| SET EXERCISE |
Leave out the pictures and copy everything else in the entries exactly.

| EXTRACTED INFORMATION |
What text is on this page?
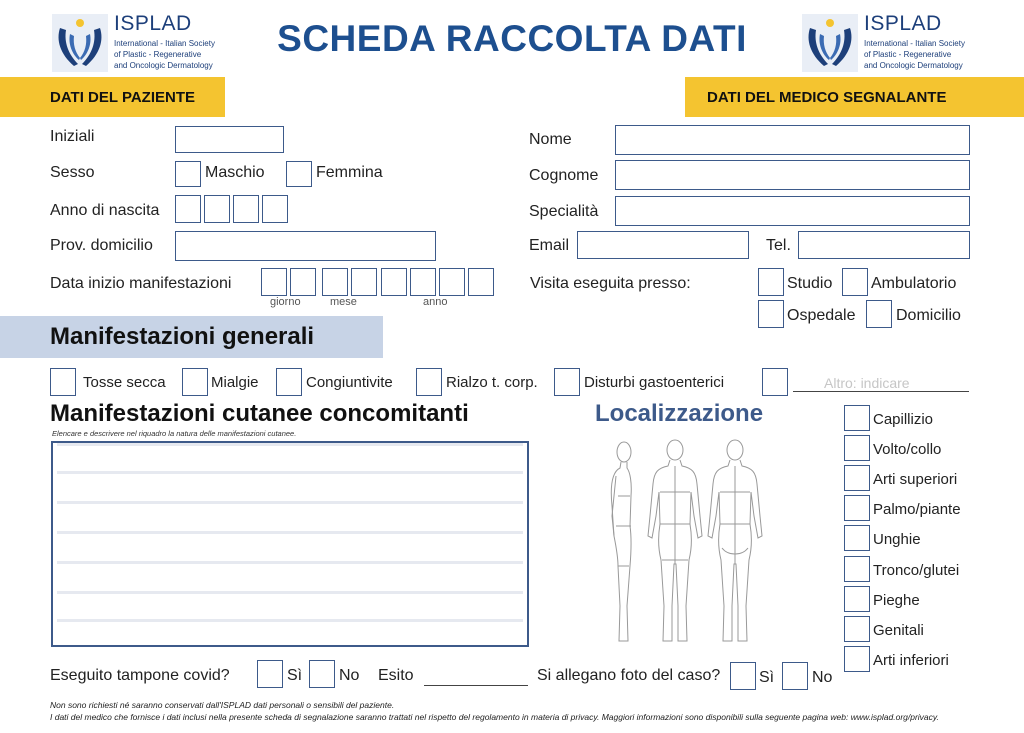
ISPLAD
International - Italian Society
of Plastic - Regenerative
and Oncologic Dermatology
ISPLAD
International - Italian Society
of Plastic - Regenerative
and Oncologic Dermatology
SCHEDA RACCOLTA DATI
DATI DEL PAZIENTE	DATI DEL MEDICO SEGNALANTE
Iniziali
Sesso	Maschio	Femmina
Anno di nascita
Prov. domicilio
Data inizio manifestazioni
giorno	mese	anno
Nome
Cognome
Specialità
Email	Tel.
Visita eseguita presso:	Studio Ambulatorio
Ospedale	Domicilio
Manifestazioni generali
Tosse secca	Mialgie	Congiuntivite	Rialzo t. corp.	Disturbi gastoenterici	Altro: indicare
Manifestazioni cutanee concomitanti
Elencare e descrivere nel riquadro la natura delle manifestazioni cutanee.
Localizzazione	Capillizio
Volto/collo
Arti superiori
Palmo/piante
Unghie
Tronco/glutei
Pieghe
Genitali
Arti inferiori
Eseguito tampone covid?	Sì No Esito	Si allegano foto del caso? Sì No
Non sono richiesti né saranno conservati dall'ISPLAD dati personali o sensibili del paziente.
I dati del medico che fornisce i dati inclusi nella presente scheda di segnalazione saranno trattati nel rispetto del regolamento in materia di privacy. Maggiori informazioni sono disponibili sulla seguente pagina web: www.isplad.org/privacy.
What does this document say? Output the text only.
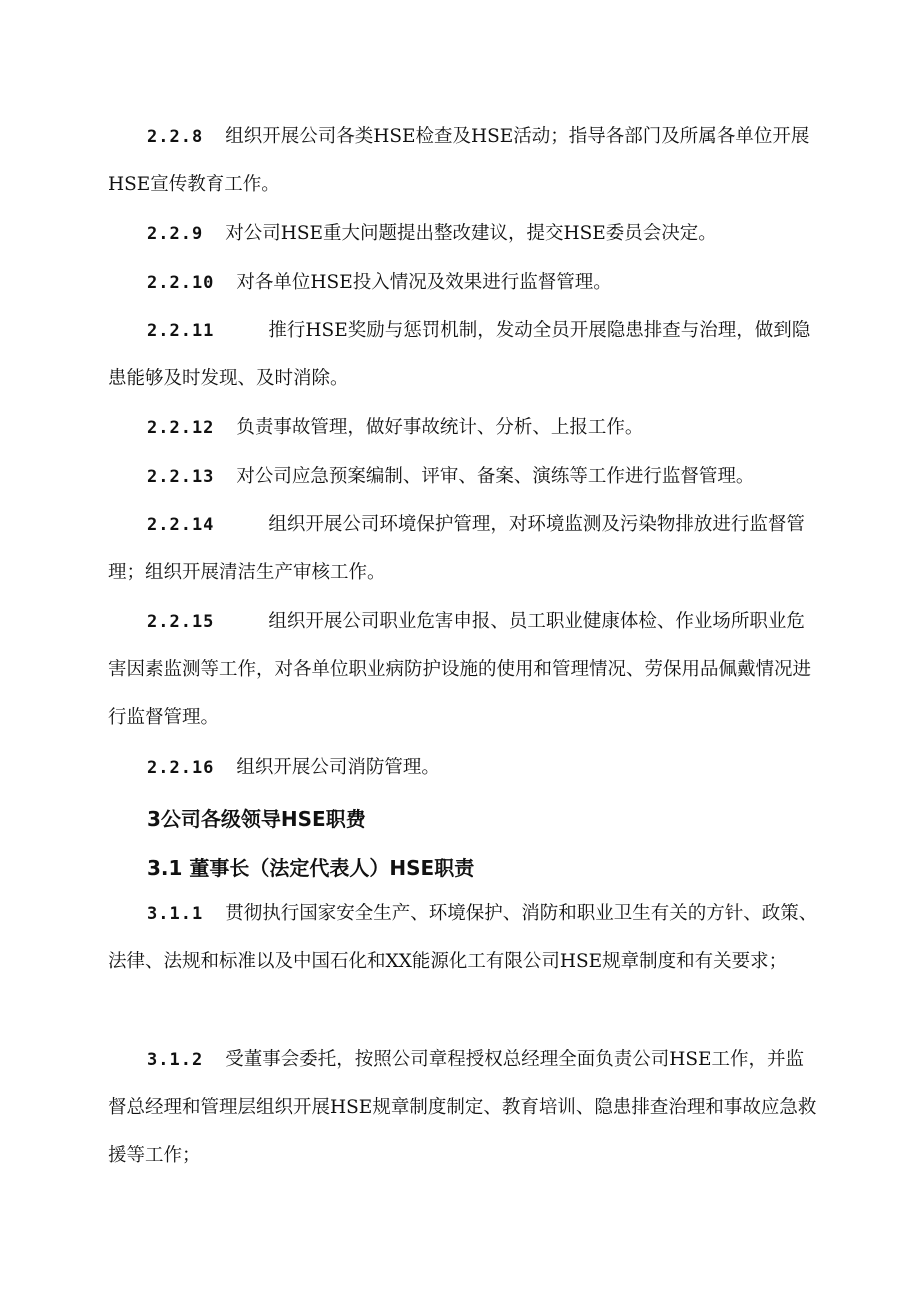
2.2.8 组织开展公司各类HSE检查及HSE活动；指导各部门及所属各单位开展HSE宣传教育工作。

2.2.9 对公司HSE重大问题提出整改建议，提交HSE委员会决定。

2.2.10 对各单位HSE投入情况及效果进行监督管理。

2.2.11	推行HSE奖励与惩罚机制，发动全员开展隐患排查与治理，做到隐患能够及时发现、及时消除。

2.2.12 负责事故管理，做好事故统计、分析、上报工作。

2.2.13 对公司应急预案编制、评审、备案、演练等工作进行监督管理。

2.2.14	组织开展公司环境保护管理，对环境监测及污染物排放进行监督管理；组织开展清洁生产审核工作。

2.2.15	组织开展公司职业危害申报、员工职业健康体检、作业场所职业危害因素监测等工作，对各单位职业病防护设施的使用和管理情况、劳保用品佩戴情况进行监督管理。

2.2.16 组织开展公司消防管理。

3公司各级领导HSE职费
3.1 董事长（法定代表人）HSE职责

3.1.1 贯彻执行国家安全生产、环境保护、消防和职业卫生有关的方针、政策、法律、法规和标准以及中国石化和XX能源化工有限公司HSE规章制度和有关要求；

3.1.2 受董事会委托，按照公司章程授权总经理全面负责公司HSE工作，并监督总经理和管理层组织开展HSE规章制度制定、教育培训、隐患排查治理和事故应急救援等工作；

| FULL SOLUTION |
What text is on this page?
ISPLAD
International - Italian Society
of Plastic - Regenerative
and Oncologic Dermatology
ISPLAD
International - Italian Society
of Plastic - Regenerative
and Oncologic Dermatology
SCHEDA RACCOLTA DATI
DATI DEL PAZIENTE	DATI DEL MEDICO SEGNALANTE
Iniziali
Sesso	Maschio	Femmina
Anno di nascita
Prov. domicilio
Data inizio manifestazioni
giorno	mese	anno
Nome
Cognome
Specialità
Email	Tel.
Visita eseguita presso:	Studio Ambulatorio
Ospedale	Domicilio
Manifestazioni generali
Tosse secca	Mialgie	Congiuntivite	Rialzo t. corp.	Disturbi gastoenterici	Altro: indicare
Manifestazioni cutanee concomitanti
Elencare e descrivere nel riquadro la natura delle manifestazioni cutanee.
Localizzazione	Capillizio
Volto/collo
Arti superiori
Palmo/piante
Unghie
Tronco/glutei
Pieghe
Genitali
Arti inferiori
Eseguito tampone covid?	Sì No Esito	Si allegano foto del caso? Sì No
Non sono richiesti né saranno conservati dall'ISPLAD dati personali o sensibili del paziente.
I dati del medico che fornisce i dati inclusi nella presente scheda di segnalazione saranno trattati nel rispetto del regolamento in materia di privacy. Maggiori informazioni sono disponibili sulla seguente pagina web: www.isplad.org/privacy.
What does this document say? Output the text only.
2.2.8 组织开展公司各类HSE检查及HSE活动；指导各部门及所属各单位开展HSE宣传教育工作。

2.2.9 对公司HSE重大问题提出整改建议，提交HSE委员会决定。

2.2.10 对各单位HSE投入情况及效果进行监督管理。

2.2.11	推行HSE奖励与惩罚机制，发动全员开展隐患排查与治理，做到隐患能够及时发现、及时消除。

2.2.12 负责事故管理，做好事故统计、分析、上报工作。

2.2.13 对公司应急预案编制、评审、备案、演练等工作进行监督管理。

2.2.14	组织开展公司环境保护管理，对环境监测及污染物排放进行监督管理；组织开展清洁生产审核工作。

2.2.15	组织开展公司职业危害申报、员工职业健康体检、作业场所职业危害因素监测等工作，对各单位职业病防护设施的使用和管理情况、劳保用品佩戴情况进行监督管理。

2.2.16 组织开展公司消防管理。

3公司各级领导HSE职费
3.1 董事长（法定代表人）HSE职责

3.1.1 贯彻执行国家安全生产、环境保护、消防和职业卫生有关的方针、政策、法律、法规和标准以及中国石化和XX能源化工有限公司HSE规章制度和有关要求；

3.1.2 受董事会委托，按照公司章程授权总经理全面负责公司HSE工作，并监督总经理和管理层组织开展HSE规章制度制定、教育培训、隐患排查治理和事故应急救援等工作；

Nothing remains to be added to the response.